## GIVEN TASK
Reproduce the material word for word; the images stay out.

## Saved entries
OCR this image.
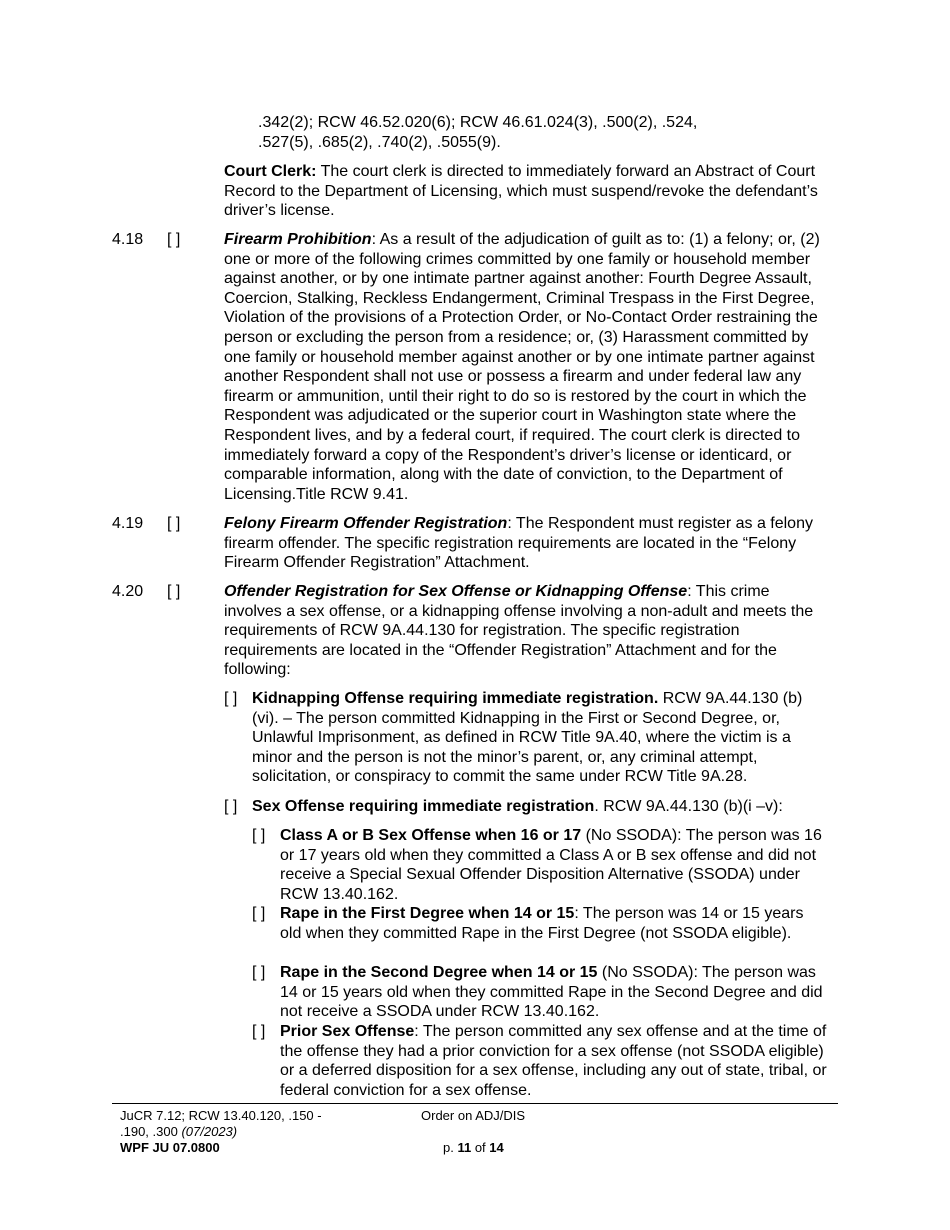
.342(2); RCW 46.52.020(6); RCW 46.61.024(3), .500(2), .524,
.527(5), .685(2), .740(2), .5055(9).
Court Clerk: The court clerk is directed to immediately forward an Abstract of Court Record to the Department of Licensing, which must suspend/revoke the defendant’s driver’s license.
4.18 [ ]	Firearm Prohibition: As a result of the adjudication of guilt as to: (1) a felony; or, (2) one or more of the following crimes committed by one family or household member against another, or by one intimate partner against another: Fourth Degree Assault, Coercion, Stalking, Reckless Endangerment, Criminal Trespass in the First Degree, Violation of the provisions of a Protection Order, or No-Contact Order restraining the person or excluding the person from a residence; or, (3) Harassment committed by one family or household member against another or by one intimate partner against another Respondent shall not use or possess a firearm and under federal law any firearm or ammunition, until their right to do so is restored by the court in which the Respondent was adjudicated or the superior court in Washington state where the Respondent lives, and by a federal court, if required. The court clerk is directed to immediately forward a copy of the Respondent’s driver’s license or identicard, or comparable information, along with the date of conviction, to the Department of Licensing.Title RCW 9.41.
4.19 [ ]	Felony Firearm Offender Registration: The Respondent must register as a felony firearm offender. The specific registration requirements are located in the “Felony Firearm Offender Registration” Attachment.
4.20 [ ]	Offender Registration for Sex Offense or Kidnapping Offense: This crime involves a sex offense, or a kidnapping offense involving a non-adult and meets the requirements of RCW 9A.44.130 for registration. The specific registration requirements are located in the “Offender Registration” Attachment and for the following:
[ ] Kidnapping Offense requiring immediate registration. RCW 9A.44.130 (b)(vi). – The person committed Kidnapping in the First or Second Degree, or, Unlawful Imprisonment, as defined in RCW Title 9A.40, where the victim is a minor and the person is not the minor’s parent, or, any criminal attempt, solicitation, or conspiracy to commit the same under RCW Title 9A.28.
[ ] Sex Offense requiring immediate registration. RCW 9A.44.130 (b)(i –v):
[ ] Class A or B Sex Offense when 16 or 17 (No SSODA): The person was 16 or 17 years old when they committed a Class A or B sex offense and did not receive a Special Sexual Offender Disposition Alternative (SSODA) under RCW 13.40.162.
[ ] Rape in the First Degree when 14 or 15: The person was 14 or 15 years old when they committed Rape in the First Degree (not SSODA eligible).
[ ] Rape in the Second Degree when 14 or 15 (No SSODA): The person was 14 or 15 years old when they committed Rape in the Second Degree and did not receive a SSODA under RCW 13.40.162.
[ ] Prior Sex Offense: The person committed any sex offense and at the time of the offense they had a prior conviction for a sex offense (not SSODA eligible) or a deferred disposition for a sex offense, including any out of state, tribal, or federal conviction for a sex offense.
JuCR 7.12; RCW 13.40.120, .150 -
.190, .300 (07/2023)
WPF JU 07.0800
Order on ADJ/DIS
p. 11 of 14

## ANSWER TO THE PROBLEM
OCR this image.
.342(2); RCW 46.52.020(6); RCW 46.61.024(3), .500(2), .524,
.527(5), .685(2), .740(2), .5055(9).
Court Clerk: The court clerk is directed to immediately forward an Abstract of Court Record to the Department of Licensing, which must suspend/revoke the defendant’s driver’s license.
4.18 [ ]	Firearm Prohibition: As a result of the adjudication of guilt as to: (1) a felony; or, (2) one or more of the following crimes committed by one family or household member against another, or by one intimate partner against another: Fourth Degree Assault, Coercion, Stalking, Reckless Endangerment, Criminal Trespass in the First Degree, Violation of the provisions of a Protection Order, or No-Contact Order restraining the person or excluding the person from a residence; or, (3) Harassment committed by one family or household member against another or by one intimate partner against another Respondent shall not use or possess a firearm and under federal law any firearm or ammunition, until their right to do so is restored by the court in which the Respondent was adjudicated or the superior court in Washington state where the Respondent lives, and by a federal court, if required. The court clerk is directed to immediately forward a copy of the Respondent’s driver’s license or identicard, or comparable information, along with the date of conviction, to the Department of Licensing.Title RCW 9.41.
4.19 [ ]	Felony Firearm Offender Registration: The Respondent must register as a felony firearm offender. The specific registration requirements are located in the “Felony Firearm Offender Registration” Attachment.
4.20 [ ]	Offender Registration for Sex Offense or Kidnapping Offense: This crime involves a sex offense, or a kidnapping offense involving a non-adult and meets the requirements of RCW 9A.44.130 for registration. The specific registration requirements are located in the “Offender Registration” Attachment and for the following:
[ ] Kidnapping Offense requiring immediate registration. RCW 9A.44.130 (b)(vi). – The person committed Kidnapping in the First or Second Degree, or, Unlawful Imprisonment, as defined in RCW Title 9A.40, where the victim is a minor and the person is not the minor’s parent, or, any criminal attempt, solicitation, or conspiracy to commit the same under RCW Title 9A.28.
[ ] Sex Offense requiring immediate registration. RCW 9A.44.130 (b)(i –v):
[ ] Class A or B Sex Offense when 16 or 17 (No SSODA): The person was 16 or 17 years old when they committed a Class A or B sex offense and did not receive a Special Sexual Offender Disposition Alternative (SSODA) under RCW 13.40.162.
[ ] Rape in the First Degree when 14 or 15: The person was 14 or 15 years old when they committed Rape in the First Degree (not SSODA eligible).
[ ] Rape in the Second Degree when 14 or 15 (No SSODA): The person was 14 or 15 years old when they committed Rape in the Second Degree and did not receive a SSODA under RCW 13.40.162.
[ ] Prior Sex Offense: The person committed any sex offense and at the time of the offense they had a prior conviction for a sex offense (not SSODA eligible) or a deferred disposition for a sex offense, including any out of state, tribal, or federal conviction for a sex offense.
JuCR 7.12; RCW 13.40.120, .150 -
.190, .300 (07/2023)
WPF JU 07.0800
Order on ADJ/DIS
p. 11 of 14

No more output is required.